DOCUMENT SECTION:
## Begin

As most Americans shelter-in-place, grocery stores and online shopping are experiencing record demand. Food items such as eggs, milk, bread, meat, cheese, pasta and flour have been flying off the shelves, along with cleaning products and paper goods as consumers have gotten caught up in frenzied buying. In recent days, some normalcy has begun to return to shopping patterns as stores race to restock shelves.
According to Glenn Fodor, SVP Data and Analytics at Fiserv, “The strain on the supply chain has been unprecedented, but so too have the heroic efforts of wholesalers and manufacturers who have ramped up production and deliveries 24/7 to get the product delivered to stores.” Grocery stores and their employees are also deserving of praise as they work around the clock to stock shelves and keep facilities sanitized in the face of real personal health risks.

## End

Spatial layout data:

## Begin

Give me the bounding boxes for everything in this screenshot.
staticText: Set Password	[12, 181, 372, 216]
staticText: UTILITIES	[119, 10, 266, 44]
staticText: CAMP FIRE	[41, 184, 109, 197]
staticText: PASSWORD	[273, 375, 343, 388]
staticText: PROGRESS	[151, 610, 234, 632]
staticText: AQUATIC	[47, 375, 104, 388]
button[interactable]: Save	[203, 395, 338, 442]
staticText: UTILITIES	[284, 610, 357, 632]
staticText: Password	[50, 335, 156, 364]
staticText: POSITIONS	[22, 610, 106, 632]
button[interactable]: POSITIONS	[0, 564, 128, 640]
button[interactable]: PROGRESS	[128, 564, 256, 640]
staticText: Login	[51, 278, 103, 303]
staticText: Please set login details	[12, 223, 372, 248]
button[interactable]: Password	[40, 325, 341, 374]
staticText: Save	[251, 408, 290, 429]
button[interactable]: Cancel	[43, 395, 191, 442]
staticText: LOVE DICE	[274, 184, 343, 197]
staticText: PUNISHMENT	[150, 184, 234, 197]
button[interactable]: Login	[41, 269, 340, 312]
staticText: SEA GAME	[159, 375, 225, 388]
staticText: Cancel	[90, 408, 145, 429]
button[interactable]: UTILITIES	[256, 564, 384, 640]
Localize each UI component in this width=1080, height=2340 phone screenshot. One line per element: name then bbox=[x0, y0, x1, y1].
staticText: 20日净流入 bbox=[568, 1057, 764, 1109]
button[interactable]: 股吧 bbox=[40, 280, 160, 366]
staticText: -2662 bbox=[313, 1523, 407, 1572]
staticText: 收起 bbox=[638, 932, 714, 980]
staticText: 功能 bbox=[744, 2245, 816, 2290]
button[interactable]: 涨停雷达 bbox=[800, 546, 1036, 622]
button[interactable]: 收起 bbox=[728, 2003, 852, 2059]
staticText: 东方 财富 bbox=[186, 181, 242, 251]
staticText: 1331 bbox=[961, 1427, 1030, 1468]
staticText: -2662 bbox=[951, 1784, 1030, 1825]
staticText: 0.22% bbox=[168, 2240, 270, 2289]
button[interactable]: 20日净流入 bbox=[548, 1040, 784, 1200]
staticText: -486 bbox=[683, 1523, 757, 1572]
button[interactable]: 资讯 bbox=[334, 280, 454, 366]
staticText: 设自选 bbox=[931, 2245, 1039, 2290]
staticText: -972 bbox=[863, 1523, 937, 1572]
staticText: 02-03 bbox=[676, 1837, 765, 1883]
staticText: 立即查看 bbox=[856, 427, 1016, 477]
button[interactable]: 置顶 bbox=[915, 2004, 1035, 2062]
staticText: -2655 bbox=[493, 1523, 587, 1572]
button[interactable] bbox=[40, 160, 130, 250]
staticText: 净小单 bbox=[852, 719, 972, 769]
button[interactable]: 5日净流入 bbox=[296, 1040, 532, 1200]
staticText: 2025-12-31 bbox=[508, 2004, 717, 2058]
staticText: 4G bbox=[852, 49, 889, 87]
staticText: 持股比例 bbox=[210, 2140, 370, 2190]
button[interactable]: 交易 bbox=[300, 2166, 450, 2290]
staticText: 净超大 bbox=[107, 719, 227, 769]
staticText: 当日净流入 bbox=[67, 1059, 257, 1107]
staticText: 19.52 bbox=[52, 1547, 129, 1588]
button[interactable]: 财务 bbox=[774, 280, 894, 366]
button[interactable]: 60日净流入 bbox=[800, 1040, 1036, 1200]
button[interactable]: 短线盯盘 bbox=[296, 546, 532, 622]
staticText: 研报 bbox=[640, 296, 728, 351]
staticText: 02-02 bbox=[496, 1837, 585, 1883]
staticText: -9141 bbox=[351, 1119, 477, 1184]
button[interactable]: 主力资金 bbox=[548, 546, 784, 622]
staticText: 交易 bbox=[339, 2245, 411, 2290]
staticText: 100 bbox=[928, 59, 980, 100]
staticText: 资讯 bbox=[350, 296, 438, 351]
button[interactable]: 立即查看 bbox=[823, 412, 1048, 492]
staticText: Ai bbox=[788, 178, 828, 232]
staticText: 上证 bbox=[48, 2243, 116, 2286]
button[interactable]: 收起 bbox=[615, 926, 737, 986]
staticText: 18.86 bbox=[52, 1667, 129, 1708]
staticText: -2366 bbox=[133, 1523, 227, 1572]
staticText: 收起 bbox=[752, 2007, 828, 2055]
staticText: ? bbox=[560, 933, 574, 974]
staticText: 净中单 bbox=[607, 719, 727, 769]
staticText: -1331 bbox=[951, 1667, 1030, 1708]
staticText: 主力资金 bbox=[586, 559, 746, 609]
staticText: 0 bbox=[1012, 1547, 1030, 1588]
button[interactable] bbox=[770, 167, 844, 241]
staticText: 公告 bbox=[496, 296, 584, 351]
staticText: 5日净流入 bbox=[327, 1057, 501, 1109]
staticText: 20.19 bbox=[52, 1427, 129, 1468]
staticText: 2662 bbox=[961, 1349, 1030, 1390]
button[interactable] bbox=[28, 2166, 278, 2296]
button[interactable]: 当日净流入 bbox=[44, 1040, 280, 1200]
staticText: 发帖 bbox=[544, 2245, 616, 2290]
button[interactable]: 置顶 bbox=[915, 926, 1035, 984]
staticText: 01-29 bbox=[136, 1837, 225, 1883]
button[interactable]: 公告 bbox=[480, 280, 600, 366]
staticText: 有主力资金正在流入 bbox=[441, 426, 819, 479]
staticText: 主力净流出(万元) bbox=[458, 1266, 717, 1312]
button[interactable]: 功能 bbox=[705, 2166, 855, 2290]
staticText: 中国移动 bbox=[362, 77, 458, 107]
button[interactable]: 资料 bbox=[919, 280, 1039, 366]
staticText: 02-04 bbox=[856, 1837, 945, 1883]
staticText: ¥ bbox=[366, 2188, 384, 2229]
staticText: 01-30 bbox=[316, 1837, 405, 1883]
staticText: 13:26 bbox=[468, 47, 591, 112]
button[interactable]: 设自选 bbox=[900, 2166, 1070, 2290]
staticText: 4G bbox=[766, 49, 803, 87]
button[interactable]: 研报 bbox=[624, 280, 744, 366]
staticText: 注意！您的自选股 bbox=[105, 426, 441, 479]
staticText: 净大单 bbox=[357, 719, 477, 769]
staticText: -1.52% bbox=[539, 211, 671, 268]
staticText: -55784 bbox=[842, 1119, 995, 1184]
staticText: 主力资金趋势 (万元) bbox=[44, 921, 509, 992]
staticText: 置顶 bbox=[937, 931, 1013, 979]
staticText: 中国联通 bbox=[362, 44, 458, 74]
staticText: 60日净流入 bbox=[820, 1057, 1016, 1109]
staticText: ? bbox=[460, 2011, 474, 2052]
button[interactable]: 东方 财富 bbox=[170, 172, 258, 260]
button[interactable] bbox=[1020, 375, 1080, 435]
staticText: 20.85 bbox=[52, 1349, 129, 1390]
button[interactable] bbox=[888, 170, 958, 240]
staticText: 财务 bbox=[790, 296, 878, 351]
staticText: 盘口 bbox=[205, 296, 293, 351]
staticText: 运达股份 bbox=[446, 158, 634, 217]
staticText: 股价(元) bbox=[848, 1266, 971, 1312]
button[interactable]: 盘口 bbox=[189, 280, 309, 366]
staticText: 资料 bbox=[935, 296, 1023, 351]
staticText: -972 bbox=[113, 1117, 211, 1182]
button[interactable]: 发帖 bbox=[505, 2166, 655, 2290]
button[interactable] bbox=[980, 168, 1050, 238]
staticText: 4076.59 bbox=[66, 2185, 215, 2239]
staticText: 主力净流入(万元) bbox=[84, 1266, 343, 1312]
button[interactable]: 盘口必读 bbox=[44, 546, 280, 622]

## End

DIRECTIVES:
(a) Render the entries, from the first line through the line containing "408, 145, 429]", as a Markdown table with the columns Row and Line. Number each row and omit blank lines.
(b) Continue the passage about grocery shopping demand during shelter-in-place from where it stops.

THE REPLIES:
(a)
| Row | Line |
|---|---|
| 1 | Give me the bounding boxes for everything in this screenshot. |
| 2 | staticText: Set Password	[12, 181, 372, 216] |
| 3 | staticText: UTILITIES	[119, 10, 266, 44] |
| 4 | staticText: CAMP FIRE	[41, 184, 109, 197] |
| 5 | staticText: PASSWORD	[273, 375, 343, 388] |
| 6 | staticText: PROGRESS	[151, 610, 234, 632] |
| 7 | staticText: AQUATIC	[47, 375, 104, 388] |
| 8 | button[interactable]: Save	[203, 395, 338, 442] |
| 9 | staticText: UTILITIES	[284, 610, 357, 632] |
| 10 | staticText: Password	[50, 335, 156, 364] |
| 11 | staticText: POSITIONS	[22, 610, 106, 632] |
| 12 | button[interactable]: POSITIONS	[0, 564, 128, 640] |
| 13 | button[interactable]: PROGRESS	[128, 564, 256, 640] |
| 14 | staticText: Login	[51, 278, 103, 303] |
| 15 | staticText: Please set login details	[12, 223, 372, 248] |
| 16 | button[interactable]: Password	[40, 325, 341, 374] |
| 17 | staticText: Save	[251, 408, 290, 429] |
| 18 | button[interactable]: Cancel	[43, 395, 191, 442] |
| 19 | staticText: LOVE DICE	[274, 184, 343, 197] |
| 20 | staticText: PUNISHMENT	[150, 184, 234, 197] |
| 21 | button[interactable]: Login	[41, 269, 340, 312] |
| 22 | staticText: SEA GAME	[159, 375, 225, 388] |
| 23 | staticText: Cancel	[90, 408, 145, 429] |

(b)
With many consumers looking to find alternatives to going into stores, curbside pickup and delivery options have been swamped with orders. Those stores that have robust online shopping services already in place are experiencing dramatically increased demand. Other stores are racing to implement these services.
To deliver contactless shopping services that enhance the safety of consumers and employees, some stores are increasing the use of mobile point-of-sale (POS) to help expedite on-site credit, debit, and EBT (SNAP) payment acceptance for home delivery, curbside, and warehouse pickups.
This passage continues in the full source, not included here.